Information shown
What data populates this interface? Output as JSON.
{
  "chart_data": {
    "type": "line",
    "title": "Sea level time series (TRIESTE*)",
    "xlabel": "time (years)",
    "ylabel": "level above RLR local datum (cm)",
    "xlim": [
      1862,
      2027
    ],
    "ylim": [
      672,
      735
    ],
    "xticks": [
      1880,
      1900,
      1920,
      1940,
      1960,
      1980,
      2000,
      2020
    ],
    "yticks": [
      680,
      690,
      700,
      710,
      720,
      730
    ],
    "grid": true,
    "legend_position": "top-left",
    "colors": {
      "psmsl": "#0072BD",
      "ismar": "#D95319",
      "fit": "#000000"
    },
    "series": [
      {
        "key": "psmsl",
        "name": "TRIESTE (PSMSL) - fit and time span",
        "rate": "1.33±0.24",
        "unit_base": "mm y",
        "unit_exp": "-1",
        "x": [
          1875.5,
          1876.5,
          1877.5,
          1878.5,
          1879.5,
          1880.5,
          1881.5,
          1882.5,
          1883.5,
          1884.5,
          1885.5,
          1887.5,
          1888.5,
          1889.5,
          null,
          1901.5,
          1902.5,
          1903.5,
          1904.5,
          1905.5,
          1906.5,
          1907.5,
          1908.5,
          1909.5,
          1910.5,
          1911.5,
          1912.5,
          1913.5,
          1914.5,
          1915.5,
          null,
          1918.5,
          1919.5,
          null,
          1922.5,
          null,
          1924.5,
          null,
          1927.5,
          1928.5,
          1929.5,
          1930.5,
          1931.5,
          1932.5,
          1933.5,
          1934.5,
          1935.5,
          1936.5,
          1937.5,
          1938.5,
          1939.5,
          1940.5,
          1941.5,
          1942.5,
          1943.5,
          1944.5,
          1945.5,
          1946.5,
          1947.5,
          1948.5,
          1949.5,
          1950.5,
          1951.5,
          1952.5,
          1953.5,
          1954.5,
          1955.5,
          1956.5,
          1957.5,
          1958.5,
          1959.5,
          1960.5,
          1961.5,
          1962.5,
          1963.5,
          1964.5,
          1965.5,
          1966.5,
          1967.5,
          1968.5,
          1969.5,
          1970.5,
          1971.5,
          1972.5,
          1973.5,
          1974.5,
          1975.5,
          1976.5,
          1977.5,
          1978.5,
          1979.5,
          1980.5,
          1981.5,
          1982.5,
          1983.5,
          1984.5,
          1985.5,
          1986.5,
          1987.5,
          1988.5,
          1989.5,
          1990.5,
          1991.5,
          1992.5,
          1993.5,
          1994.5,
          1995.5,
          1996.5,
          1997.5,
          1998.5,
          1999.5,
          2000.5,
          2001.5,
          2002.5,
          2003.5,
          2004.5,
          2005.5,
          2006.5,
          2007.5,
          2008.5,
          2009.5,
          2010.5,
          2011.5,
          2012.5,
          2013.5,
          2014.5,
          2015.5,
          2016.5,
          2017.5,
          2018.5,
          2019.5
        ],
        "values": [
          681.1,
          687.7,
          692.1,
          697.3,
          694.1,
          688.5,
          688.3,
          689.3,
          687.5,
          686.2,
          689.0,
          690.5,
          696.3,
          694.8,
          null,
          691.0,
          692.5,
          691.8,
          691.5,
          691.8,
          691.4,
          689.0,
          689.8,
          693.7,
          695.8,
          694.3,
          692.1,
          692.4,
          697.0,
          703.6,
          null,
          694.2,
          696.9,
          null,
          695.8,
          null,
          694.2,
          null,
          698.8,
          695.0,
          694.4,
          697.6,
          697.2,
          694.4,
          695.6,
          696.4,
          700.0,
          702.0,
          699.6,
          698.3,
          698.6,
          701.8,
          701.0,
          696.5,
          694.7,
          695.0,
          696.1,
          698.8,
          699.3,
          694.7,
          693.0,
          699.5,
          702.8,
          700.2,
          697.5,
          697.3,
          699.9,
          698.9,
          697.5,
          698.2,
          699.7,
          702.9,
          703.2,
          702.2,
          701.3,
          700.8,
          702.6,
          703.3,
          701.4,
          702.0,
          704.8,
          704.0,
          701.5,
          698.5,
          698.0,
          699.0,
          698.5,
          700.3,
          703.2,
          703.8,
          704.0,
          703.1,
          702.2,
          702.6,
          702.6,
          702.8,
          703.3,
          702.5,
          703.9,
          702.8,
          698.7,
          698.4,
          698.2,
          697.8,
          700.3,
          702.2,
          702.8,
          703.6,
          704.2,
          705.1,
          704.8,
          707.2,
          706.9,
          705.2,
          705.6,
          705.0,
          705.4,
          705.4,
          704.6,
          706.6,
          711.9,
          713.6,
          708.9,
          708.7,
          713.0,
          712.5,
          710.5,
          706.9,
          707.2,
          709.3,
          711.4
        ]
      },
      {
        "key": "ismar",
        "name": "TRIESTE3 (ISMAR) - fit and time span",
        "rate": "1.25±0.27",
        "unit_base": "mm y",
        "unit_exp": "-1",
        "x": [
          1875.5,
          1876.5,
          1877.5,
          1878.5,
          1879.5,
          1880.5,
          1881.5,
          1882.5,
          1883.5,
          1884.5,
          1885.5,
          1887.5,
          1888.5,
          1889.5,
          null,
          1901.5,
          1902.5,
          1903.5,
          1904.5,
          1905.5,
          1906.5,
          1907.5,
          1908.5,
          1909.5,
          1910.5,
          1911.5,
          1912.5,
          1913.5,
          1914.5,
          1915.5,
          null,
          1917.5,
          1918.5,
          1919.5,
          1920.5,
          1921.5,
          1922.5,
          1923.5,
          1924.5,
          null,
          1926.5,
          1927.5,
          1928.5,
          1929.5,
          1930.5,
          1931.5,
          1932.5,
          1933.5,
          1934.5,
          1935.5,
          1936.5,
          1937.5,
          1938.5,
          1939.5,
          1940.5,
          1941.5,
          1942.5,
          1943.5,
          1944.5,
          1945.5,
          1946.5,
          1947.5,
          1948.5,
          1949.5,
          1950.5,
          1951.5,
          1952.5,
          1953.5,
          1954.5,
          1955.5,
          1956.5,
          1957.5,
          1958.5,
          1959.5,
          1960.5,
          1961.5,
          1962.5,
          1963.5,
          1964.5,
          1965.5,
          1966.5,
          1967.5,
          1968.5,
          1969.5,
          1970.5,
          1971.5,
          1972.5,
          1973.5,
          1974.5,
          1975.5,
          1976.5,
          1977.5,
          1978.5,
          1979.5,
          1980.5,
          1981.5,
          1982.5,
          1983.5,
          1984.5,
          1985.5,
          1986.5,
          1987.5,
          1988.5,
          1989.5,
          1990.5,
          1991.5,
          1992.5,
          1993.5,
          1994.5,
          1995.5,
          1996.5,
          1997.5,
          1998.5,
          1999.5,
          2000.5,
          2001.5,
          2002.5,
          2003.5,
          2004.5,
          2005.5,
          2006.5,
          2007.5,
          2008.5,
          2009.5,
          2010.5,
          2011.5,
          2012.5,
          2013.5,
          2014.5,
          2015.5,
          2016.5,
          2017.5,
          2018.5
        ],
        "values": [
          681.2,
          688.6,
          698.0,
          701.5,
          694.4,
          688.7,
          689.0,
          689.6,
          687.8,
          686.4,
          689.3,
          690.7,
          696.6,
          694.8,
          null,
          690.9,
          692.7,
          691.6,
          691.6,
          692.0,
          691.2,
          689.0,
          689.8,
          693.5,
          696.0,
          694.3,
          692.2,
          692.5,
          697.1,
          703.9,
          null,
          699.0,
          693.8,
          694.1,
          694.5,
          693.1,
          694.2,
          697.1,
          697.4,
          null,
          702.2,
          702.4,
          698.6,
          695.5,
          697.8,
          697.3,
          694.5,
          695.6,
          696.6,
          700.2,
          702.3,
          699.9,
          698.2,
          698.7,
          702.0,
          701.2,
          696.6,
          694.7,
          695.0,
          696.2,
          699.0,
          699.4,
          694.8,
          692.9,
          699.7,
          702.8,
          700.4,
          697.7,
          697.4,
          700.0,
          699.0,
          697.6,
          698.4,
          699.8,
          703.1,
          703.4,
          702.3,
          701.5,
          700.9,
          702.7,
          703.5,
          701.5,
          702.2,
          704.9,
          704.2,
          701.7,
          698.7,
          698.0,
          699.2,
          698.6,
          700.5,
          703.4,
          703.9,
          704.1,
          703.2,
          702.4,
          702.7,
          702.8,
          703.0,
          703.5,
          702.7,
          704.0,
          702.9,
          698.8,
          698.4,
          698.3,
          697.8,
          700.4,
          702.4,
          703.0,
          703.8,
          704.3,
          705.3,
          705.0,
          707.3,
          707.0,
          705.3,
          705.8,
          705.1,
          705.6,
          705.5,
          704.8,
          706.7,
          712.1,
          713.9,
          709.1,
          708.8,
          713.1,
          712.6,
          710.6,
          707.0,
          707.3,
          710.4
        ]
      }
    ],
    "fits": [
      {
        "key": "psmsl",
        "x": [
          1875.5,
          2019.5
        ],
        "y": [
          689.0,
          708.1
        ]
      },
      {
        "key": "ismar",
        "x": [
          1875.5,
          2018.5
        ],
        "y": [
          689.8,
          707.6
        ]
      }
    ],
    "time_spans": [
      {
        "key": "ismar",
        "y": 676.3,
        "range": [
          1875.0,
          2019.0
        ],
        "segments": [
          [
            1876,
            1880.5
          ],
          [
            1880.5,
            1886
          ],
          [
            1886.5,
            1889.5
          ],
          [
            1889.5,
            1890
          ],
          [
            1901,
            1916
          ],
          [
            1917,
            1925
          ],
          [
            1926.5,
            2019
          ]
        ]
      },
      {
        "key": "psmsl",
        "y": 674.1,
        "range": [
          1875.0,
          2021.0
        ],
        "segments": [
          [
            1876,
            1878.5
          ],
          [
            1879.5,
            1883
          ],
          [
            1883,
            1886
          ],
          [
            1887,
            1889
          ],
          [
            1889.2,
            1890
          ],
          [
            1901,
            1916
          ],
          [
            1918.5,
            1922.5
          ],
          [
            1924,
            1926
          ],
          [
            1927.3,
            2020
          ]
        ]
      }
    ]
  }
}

The request
Find each line holding the string "name" and copy it out.

Output of the task
        "name": "TRIESTE (PSMSL) - fit and time span",
        "name": "TRIESTE3 (ISMAR) - fit and time span",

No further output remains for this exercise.